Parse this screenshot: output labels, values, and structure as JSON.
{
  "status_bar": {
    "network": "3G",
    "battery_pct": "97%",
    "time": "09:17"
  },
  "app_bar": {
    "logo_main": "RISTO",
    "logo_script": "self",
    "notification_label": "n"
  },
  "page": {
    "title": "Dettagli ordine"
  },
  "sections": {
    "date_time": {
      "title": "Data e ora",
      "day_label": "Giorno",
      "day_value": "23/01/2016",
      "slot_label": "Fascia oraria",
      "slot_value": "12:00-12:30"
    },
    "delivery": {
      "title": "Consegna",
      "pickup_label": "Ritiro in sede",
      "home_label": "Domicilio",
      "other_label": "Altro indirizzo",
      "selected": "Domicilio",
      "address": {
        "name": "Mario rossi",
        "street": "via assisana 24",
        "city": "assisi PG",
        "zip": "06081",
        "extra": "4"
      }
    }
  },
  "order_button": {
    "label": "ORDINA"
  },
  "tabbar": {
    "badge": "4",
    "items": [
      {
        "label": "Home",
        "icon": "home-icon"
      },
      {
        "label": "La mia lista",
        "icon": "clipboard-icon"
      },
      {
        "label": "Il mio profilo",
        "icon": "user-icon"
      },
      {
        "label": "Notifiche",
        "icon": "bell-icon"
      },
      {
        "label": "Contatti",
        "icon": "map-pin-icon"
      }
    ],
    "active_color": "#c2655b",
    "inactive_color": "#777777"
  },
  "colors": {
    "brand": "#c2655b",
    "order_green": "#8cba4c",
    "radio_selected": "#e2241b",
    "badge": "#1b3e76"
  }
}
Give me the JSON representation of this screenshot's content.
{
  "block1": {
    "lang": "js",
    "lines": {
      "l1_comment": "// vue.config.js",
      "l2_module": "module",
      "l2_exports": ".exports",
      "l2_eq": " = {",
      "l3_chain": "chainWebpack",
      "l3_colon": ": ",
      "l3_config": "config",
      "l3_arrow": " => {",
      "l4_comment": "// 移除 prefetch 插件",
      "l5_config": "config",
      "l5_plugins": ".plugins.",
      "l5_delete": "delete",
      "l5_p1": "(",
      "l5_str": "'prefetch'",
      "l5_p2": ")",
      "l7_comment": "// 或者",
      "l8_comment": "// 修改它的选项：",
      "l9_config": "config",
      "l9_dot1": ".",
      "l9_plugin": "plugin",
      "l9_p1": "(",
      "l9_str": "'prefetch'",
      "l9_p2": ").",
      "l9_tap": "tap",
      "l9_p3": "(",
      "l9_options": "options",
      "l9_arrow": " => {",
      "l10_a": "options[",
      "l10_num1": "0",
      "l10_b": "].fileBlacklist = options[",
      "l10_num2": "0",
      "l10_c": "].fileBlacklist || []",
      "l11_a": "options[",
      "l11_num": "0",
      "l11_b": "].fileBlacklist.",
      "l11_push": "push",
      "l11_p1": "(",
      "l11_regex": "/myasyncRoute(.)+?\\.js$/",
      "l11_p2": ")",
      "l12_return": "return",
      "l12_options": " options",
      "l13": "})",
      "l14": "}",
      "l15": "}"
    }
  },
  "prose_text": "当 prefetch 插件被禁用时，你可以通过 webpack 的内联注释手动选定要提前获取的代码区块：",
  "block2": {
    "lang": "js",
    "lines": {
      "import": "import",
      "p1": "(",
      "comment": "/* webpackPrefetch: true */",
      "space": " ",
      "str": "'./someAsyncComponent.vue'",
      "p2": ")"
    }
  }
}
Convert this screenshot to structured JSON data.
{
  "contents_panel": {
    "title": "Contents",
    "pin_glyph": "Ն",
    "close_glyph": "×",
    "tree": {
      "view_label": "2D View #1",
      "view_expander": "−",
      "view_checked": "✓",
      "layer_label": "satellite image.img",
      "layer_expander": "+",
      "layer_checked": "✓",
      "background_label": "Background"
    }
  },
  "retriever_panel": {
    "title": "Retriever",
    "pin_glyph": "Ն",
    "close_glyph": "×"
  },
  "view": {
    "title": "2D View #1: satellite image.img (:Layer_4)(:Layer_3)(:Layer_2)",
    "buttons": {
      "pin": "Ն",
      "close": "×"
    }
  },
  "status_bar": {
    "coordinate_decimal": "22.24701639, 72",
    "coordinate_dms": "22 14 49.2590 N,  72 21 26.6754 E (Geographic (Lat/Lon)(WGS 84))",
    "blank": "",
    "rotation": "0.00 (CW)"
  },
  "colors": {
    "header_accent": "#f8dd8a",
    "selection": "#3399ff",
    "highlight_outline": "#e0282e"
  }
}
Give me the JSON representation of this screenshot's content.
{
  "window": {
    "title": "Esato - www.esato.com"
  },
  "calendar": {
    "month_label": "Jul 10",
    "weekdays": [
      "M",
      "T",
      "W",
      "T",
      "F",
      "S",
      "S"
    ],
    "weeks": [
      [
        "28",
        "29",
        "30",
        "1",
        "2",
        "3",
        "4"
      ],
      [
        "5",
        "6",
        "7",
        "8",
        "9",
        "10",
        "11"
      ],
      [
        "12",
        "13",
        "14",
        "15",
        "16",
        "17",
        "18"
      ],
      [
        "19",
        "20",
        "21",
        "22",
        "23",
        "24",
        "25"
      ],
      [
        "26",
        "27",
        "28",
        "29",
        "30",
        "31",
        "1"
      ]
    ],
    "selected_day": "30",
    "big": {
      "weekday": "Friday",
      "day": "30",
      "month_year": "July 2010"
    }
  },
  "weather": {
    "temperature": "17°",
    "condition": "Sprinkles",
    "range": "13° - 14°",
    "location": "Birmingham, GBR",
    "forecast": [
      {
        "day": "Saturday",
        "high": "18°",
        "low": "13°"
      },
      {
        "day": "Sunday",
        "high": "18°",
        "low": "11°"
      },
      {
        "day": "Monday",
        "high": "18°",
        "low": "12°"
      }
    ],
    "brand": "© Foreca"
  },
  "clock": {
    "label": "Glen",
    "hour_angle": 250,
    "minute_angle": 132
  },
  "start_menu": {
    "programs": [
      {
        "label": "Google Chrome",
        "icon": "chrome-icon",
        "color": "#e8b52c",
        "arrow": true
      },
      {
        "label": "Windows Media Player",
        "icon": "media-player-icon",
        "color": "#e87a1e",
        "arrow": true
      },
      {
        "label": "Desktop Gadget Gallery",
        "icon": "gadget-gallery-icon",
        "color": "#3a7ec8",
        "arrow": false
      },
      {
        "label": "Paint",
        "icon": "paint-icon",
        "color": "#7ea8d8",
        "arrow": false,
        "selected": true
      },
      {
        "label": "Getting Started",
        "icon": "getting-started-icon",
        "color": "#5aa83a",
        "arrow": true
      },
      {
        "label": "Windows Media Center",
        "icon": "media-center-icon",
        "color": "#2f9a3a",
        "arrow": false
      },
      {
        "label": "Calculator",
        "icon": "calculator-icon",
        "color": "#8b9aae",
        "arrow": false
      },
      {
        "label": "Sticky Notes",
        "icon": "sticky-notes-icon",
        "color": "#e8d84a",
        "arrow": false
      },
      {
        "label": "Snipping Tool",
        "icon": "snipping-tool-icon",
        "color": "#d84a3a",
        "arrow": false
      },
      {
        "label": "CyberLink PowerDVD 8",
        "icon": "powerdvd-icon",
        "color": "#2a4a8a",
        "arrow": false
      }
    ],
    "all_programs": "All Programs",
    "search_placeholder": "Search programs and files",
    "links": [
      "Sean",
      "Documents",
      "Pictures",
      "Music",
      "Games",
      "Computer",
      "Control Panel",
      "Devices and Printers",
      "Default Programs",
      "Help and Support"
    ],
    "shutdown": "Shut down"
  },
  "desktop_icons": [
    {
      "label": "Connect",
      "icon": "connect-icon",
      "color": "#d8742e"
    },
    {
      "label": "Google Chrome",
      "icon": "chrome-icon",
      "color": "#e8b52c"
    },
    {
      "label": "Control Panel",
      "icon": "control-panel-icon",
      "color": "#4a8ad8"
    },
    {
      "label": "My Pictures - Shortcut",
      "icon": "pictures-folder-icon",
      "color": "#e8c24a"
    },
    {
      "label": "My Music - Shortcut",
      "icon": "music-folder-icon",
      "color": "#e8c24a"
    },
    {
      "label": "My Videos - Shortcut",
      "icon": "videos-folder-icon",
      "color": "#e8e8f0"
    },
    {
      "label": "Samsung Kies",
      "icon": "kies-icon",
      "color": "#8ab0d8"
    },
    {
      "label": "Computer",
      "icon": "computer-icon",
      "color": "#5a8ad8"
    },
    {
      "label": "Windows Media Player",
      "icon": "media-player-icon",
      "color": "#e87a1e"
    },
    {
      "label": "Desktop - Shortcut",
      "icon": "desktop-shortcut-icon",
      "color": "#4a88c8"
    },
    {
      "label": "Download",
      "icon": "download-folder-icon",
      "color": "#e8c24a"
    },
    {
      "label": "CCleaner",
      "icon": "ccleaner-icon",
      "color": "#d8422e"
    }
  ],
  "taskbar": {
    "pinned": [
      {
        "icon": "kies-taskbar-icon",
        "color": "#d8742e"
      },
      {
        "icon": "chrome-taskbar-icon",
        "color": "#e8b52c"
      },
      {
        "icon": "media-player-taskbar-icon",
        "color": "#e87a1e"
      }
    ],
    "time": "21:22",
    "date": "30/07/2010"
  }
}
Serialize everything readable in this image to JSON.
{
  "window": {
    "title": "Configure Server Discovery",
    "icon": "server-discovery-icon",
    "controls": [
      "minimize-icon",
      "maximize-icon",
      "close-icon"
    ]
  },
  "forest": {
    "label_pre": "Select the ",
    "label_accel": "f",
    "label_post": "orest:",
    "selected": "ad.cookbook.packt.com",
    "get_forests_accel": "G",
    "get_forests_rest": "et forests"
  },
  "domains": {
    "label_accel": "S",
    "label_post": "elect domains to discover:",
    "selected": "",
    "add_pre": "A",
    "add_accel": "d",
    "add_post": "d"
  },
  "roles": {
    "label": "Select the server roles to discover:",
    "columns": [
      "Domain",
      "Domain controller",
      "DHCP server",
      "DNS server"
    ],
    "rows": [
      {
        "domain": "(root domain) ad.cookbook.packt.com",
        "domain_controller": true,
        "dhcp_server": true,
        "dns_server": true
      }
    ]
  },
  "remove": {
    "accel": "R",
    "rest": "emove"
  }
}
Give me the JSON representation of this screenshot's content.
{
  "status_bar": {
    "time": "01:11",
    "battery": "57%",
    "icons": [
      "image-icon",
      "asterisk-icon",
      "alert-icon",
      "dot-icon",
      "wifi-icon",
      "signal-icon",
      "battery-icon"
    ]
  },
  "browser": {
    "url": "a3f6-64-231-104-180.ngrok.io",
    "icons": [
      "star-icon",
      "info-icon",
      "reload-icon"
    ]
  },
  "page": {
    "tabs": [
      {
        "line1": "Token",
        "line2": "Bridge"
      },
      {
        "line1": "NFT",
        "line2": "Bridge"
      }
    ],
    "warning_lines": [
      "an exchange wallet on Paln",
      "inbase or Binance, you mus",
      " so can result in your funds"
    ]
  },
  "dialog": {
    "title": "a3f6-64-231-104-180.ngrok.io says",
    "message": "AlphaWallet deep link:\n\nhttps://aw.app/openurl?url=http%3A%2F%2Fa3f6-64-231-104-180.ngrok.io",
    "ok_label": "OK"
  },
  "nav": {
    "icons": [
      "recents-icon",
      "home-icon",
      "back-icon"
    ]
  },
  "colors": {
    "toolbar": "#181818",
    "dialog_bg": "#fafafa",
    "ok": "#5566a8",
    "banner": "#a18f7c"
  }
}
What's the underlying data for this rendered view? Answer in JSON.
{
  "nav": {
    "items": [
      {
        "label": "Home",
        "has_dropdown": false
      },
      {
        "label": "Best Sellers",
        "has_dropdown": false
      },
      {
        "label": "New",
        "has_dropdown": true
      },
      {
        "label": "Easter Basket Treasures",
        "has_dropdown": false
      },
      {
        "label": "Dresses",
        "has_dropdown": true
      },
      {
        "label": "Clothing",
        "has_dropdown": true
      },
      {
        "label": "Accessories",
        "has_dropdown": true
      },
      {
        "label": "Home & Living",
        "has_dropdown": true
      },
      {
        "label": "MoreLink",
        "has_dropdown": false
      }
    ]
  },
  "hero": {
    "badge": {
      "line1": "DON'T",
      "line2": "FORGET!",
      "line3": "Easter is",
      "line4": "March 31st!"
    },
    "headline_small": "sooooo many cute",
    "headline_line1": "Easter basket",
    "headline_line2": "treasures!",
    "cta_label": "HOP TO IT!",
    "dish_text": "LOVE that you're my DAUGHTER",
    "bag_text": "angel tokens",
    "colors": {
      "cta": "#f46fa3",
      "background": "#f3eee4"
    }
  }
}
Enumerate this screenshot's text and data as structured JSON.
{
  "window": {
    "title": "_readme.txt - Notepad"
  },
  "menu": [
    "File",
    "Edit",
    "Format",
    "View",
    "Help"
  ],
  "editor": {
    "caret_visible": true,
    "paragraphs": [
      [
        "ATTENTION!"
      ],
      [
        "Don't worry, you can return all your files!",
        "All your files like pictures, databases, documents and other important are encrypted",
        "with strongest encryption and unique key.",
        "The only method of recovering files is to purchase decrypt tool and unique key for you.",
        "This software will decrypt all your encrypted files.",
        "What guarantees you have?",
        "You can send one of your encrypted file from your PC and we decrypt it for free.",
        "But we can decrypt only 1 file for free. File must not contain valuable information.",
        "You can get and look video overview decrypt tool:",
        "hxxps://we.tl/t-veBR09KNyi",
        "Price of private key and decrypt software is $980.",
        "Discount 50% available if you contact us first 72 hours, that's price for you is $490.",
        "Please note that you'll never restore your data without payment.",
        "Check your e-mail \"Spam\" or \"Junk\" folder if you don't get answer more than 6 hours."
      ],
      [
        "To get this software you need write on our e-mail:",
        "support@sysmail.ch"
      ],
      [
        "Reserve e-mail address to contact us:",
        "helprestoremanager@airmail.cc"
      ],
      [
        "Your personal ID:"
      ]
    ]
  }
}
--- --- ---
◆ **Instructions for the task**: Copy each line containing the word "decrypt" from the data.

◆ **Solution**:
        "The only method of recovering files is to purchase decrypt tool and unique key for you.",
        "This software will decrypt all your encrypted files.",
        "You can send one of your encrypted file from your PC and we decrypt it for free.",
        "But we can decrypt only 1 file for free. File must not contain valuable information.",
        "You can get and look video overview decrypt tool:",
        "Price of private key and decrypt software is $980.",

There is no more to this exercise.